*The request:* Copy out each line of the material below that holds the string "operation".

*Given entries:*
=====

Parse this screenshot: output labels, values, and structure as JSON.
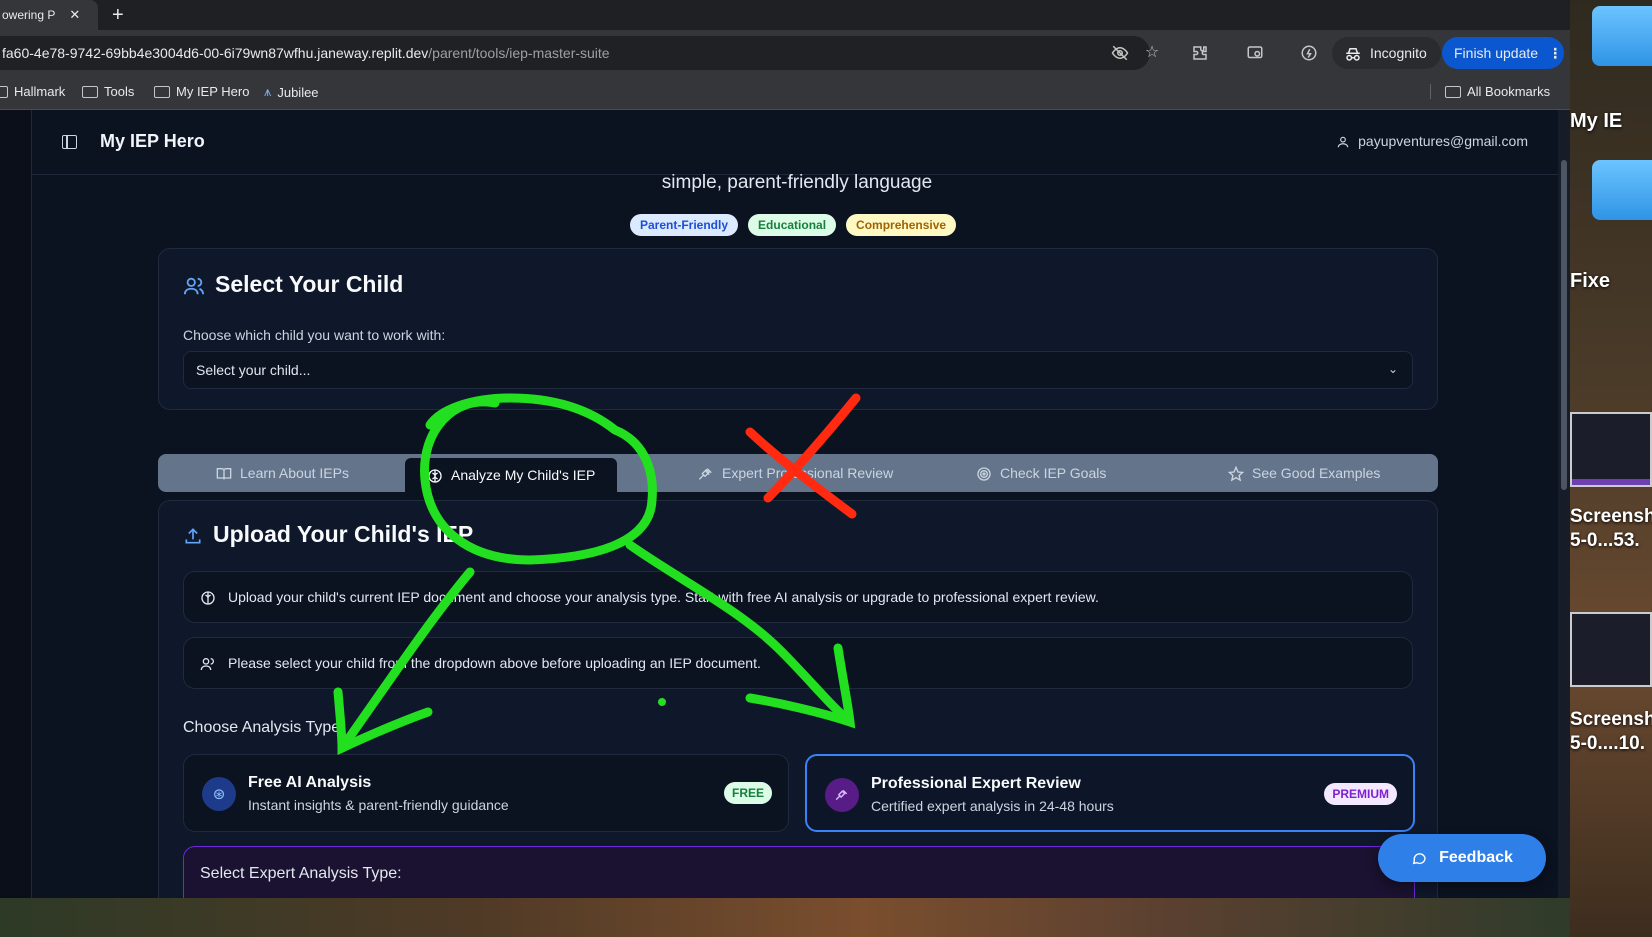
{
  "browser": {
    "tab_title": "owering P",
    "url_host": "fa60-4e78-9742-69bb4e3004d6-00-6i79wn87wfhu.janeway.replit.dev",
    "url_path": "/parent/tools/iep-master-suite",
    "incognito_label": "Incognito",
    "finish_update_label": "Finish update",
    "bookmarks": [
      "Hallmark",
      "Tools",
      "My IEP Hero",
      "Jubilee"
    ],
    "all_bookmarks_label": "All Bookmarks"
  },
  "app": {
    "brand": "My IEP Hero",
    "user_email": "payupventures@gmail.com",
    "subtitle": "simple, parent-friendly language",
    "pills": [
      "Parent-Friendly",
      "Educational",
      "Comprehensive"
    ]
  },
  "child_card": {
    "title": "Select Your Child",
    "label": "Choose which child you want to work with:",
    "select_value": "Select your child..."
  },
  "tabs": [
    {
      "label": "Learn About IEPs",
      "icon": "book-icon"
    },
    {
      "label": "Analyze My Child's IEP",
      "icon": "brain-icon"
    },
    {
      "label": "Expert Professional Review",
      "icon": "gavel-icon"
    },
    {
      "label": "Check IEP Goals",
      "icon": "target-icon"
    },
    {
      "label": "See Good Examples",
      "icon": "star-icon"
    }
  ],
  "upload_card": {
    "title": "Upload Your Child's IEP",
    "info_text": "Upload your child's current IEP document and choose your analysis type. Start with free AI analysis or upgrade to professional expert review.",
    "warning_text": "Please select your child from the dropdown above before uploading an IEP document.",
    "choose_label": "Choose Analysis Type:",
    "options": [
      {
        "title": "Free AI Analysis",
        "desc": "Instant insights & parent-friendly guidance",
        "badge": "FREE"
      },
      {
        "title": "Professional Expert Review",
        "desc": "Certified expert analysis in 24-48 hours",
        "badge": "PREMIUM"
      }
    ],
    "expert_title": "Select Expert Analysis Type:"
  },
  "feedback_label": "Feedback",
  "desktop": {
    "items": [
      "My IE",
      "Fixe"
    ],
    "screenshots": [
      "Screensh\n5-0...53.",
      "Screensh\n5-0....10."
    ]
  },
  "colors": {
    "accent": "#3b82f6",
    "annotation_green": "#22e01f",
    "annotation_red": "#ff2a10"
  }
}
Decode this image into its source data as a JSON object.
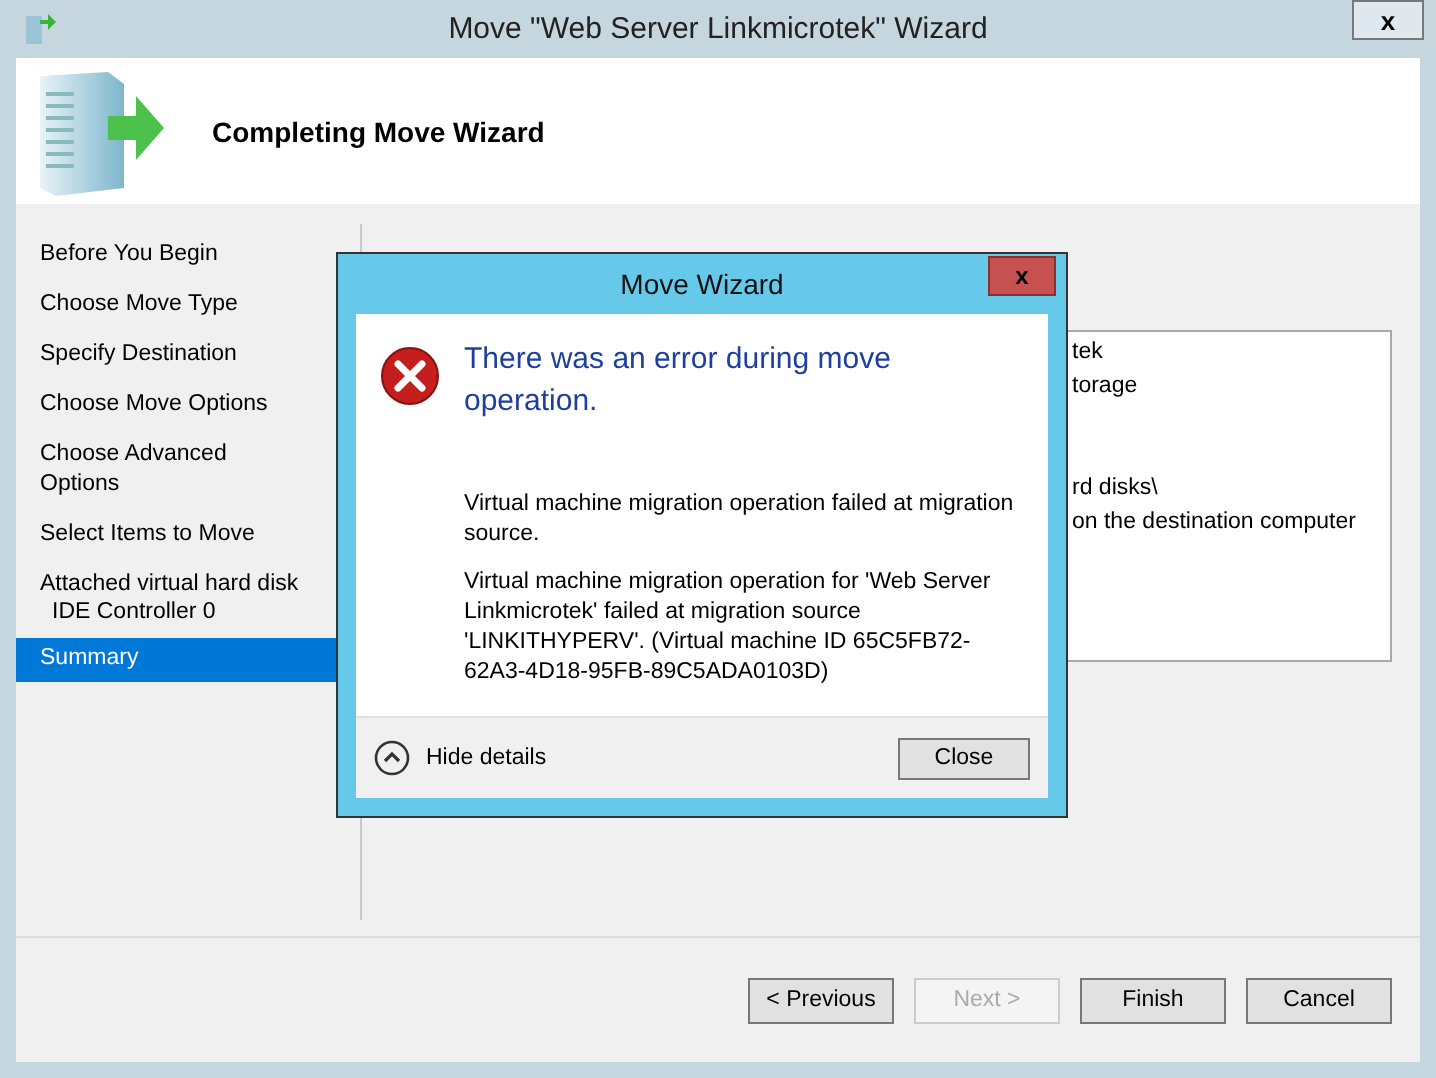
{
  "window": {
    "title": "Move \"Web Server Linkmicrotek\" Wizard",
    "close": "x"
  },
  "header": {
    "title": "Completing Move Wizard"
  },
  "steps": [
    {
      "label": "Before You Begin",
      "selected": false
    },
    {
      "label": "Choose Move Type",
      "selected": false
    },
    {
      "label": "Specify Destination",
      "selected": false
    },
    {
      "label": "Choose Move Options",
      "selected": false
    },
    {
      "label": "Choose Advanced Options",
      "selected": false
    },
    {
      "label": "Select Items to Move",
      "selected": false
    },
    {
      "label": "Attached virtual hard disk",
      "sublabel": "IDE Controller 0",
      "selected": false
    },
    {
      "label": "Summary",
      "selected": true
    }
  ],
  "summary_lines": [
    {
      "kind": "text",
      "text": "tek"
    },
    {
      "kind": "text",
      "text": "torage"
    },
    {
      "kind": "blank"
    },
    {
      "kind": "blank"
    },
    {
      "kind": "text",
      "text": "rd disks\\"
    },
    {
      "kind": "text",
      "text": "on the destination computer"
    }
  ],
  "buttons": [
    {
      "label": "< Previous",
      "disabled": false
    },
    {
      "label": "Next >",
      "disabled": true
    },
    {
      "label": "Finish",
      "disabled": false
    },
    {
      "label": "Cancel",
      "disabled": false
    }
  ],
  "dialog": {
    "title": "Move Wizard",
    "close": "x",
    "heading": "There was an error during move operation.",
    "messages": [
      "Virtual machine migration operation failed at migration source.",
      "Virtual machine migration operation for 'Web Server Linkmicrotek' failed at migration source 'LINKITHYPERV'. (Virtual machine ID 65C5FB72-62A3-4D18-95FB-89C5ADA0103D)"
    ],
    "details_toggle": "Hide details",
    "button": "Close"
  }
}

=====

*Answer:*
    "heading": "There was an error during move operation.",
      "Virtual machine migration operation failed at migration source.",
      "Virtual machine migration operation for 'Web Server Linkmicrotek' failed at migration source 'LINKITHYPERV'. (Virtual machine ID 65C5FB72-62A3-4D18-95FB-89C5ADA0103D)"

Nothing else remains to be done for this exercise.